- What is asked:
Retype each record below word for word. Leave the pictures out.

- Exercise materials:
__________

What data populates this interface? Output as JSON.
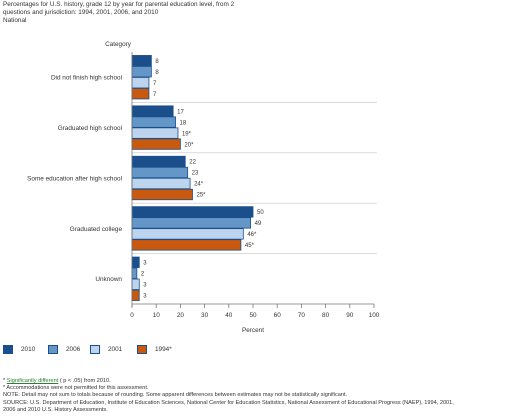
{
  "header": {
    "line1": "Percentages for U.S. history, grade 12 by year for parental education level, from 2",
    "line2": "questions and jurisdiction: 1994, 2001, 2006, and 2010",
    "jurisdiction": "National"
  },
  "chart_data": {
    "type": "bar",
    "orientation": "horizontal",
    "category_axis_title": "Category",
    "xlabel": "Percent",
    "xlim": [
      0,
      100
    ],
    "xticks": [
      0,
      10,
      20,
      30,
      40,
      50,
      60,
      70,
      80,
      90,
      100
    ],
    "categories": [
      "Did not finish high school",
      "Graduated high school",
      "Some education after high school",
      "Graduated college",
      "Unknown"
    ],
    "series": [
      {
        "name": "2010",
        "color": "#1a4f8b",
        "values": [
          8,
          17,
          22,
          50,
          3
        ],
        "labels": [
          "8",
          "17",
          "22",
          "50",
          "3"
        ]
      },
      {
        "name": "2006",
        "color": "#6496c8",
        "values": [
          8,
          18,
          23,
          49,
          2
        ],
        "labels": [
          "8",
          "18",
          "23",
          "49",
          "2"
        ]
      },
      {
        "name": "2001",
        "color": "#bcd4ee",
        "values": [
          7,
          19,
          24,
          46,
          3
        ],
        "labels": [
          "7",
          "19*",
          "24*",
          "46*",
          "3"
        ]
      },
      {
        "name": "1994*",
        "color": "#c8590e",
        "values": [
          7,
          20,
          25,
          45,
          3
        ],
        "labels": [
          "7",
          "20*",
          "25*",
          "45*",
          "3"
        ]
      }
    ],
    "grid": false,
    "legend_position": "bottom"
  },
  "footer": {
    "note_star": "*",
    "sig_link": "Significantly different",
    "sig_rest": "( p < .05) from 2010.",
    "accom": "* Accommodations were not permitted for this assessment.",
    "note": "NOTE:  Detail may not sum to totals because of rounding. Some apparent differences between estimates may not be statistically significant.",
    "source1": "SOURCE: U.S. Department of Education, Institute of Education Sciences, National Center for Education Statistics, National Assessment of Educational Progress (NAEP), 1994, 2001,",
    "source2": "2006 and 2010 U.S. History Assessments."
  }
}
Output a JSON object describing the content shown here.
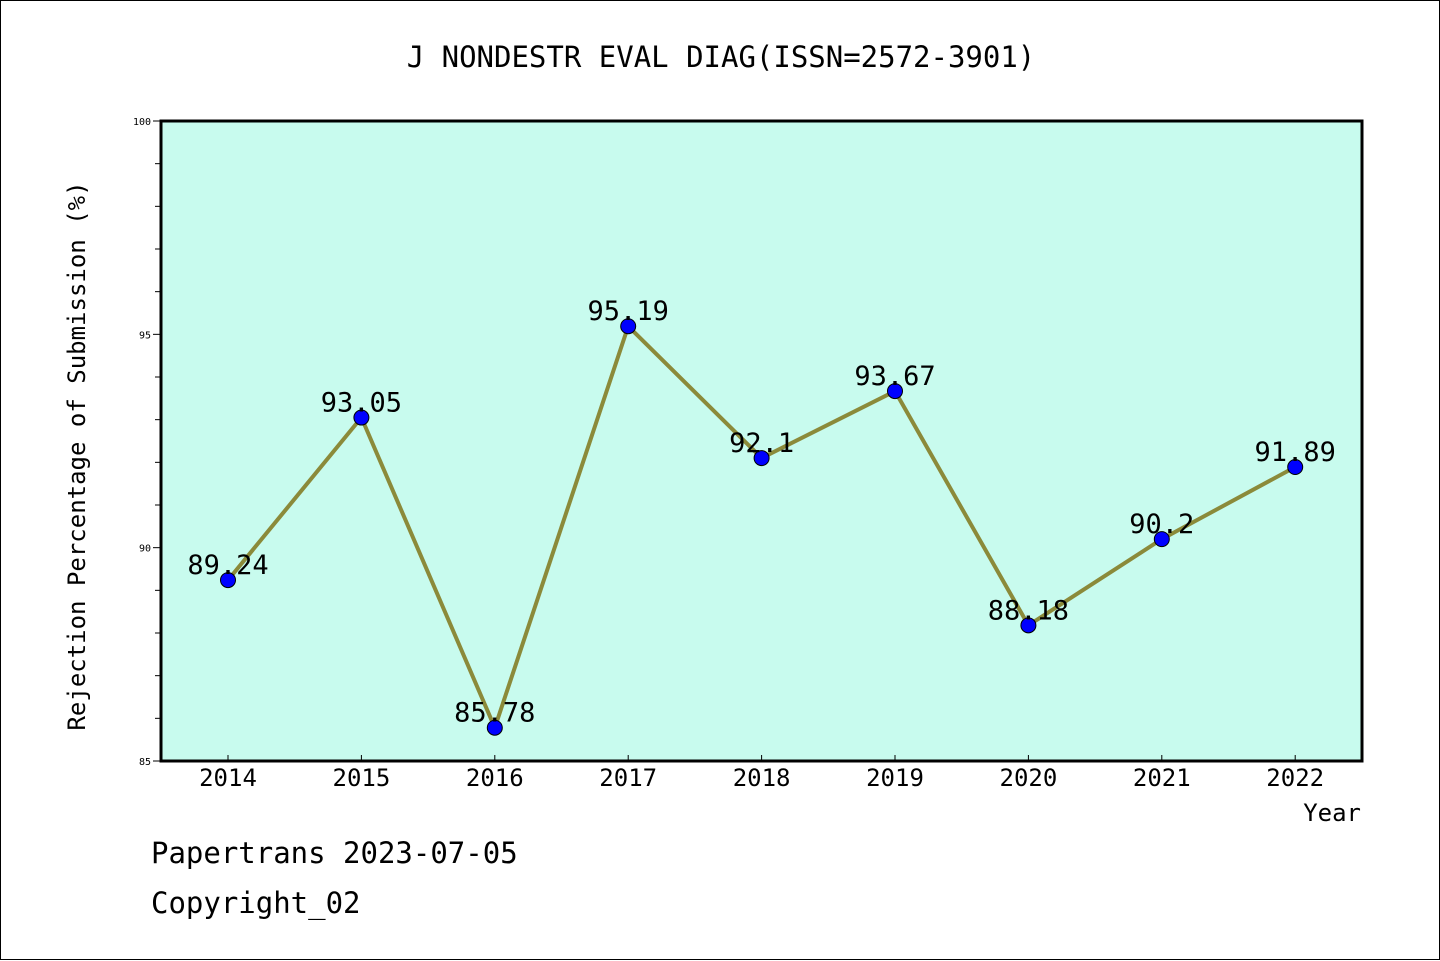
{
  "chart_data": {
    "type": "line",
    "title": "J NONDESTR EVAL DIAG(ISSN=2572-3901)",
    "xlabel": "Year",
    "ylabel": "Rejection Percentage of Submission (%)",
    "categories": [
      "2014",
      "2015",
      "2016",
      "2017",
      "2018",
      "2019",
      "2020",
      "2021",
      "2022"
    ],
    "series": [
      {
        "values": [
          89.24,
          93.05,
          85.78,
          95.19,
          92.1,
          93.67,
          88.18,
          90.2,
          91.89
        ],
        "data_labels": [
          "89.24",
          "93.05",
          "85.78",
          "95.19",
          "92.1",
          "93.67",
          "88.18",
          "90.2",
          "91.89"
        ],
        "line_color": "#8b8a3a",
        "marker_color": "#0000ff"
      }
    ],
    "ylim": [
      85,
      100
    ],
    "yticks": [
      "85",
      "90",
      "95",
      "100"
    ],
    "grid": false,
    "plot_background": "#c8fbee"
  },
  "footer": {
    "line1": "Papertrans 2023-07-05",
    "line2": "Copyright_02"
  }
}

__________

- Right answer:
What data populates this interface? Output as JSON.
{
  "header": {
    "line1": "Percentages for U.S. history, grade 12 by year for parental education level, from 2",
    "line2": "questions and jurisdiction: 1994, 2001, 2006, and 2010",
    "jurisdiction": "National"
  },
  "chart_data": {
    "type": "bar",
    "orientation": "horizontal",
    "category_axis_title": "Category",
    "xlabel": "Percent",
    "xlim": [
      0,
      100
    ],
    "xticks": [
      0,
      10,
      20,
      30,
      40,
      50,
      60,
      70,
      80,
      90,
      100
    ],
    "categories": [
      "Did not finish high school",
      "Graduated high school",
      "Some education after high school",
      "Graduated college",
      "Unknown"
    ],
    "series": [
      {
        "name": "2010",
        "color": "#1a4f8b",
        "values": [
          8,
          17,
          22,
          50,
          3
        ],
        "labels": [
          "8",
          "17",
          "22",
          "50",
          "3"
        ]
      },
      {
        "name": "2006",
        "color": "#6496c8",
        "values": [
          8,
          18,
          23,
          49,
          2
        ],
        "labels": [
          "8",
          "18",
          "23",
          "49",
          "2"
        ]
      },
      {
        "name": "2001",
        "color": "#bcd4ee",
        "values": [
          7,
          19,
          24,
          46,
          3
        ],
        "labels": [
          "7",
          "19*",
          "24*",
          "46*",
          "3"
        ]
      },
      {
        "name": "1994*",
        "color": "#c8590e",
        "values": [
          7,
          20,
          25,
          45,
          3
        ],
        "labels": [
          "7",
          "20*",
          "25*",
          "45*",
          "3"
        ]
      }
    ],
    "grid": false,
    "legend_position": "bottom"
  },
  "footer": {
    "note_star": "*",
    "sig_link": "Significantly different",
    "sig_rest": "( p < .05) from 2010.",
    "accom": "* Accommodations were not permitted for this assessment.",
    "note": "NOTE:  Detail may not sum to totals because of rounding. Some apparent differences between estimates may not be statistically significant.",
    "source1": "SOURCE: U.S. Department of Education, Institute of Education Sciences, National Center for Education Statistics, National Assessment of Educational Progress (NAEP), 1994, 2001,",
    "source2": "2006 and 2010 U.S. History Assessments."
  }
}
Output a JSON object describing the content shown here.
{
  "chart_data": {
    "type": "line",
    "title": "J NONDESTR EVAL DIAG(ISSN=2572-3901)",
    "xlabel": "Year",
    "ylabel": "Rejection Percentage of Submission (%)",
    "categories": [
      "2014",
      "2015",
      "2016",
      "2017",
      "2018",
      "2019",
      "2020",
      "2021",
      "2022"
    ],
    "series": [
      {
        "values": [
          89.24,
          93.05,
          85.78,
          95.19,
          92.1,
          93.67,
          88.18,
          90.2,
          91.89
        ],
        "data_labels": [
          "89.24",
          "93.05",
          "85.78",
          "95.19",
          "92.1",
          "93.67",
          "88.18",
          "90.2",
          "91.89"
        ],
        "line_color": "#8b8a3a",
        "marker_color": "#0000ff"
      }
    ],
    "ylim": [
      85,
      100
    ],
    "yticks": [
      "85",
      "90",
      "95",
      "100"
    ],
    "grid": false,
    "plot_background": "#c8fbee"
  },
  "footer": {
    "line1": "Papertrans 2023-07-05",
    "line2": "Copyright_02"
  }
}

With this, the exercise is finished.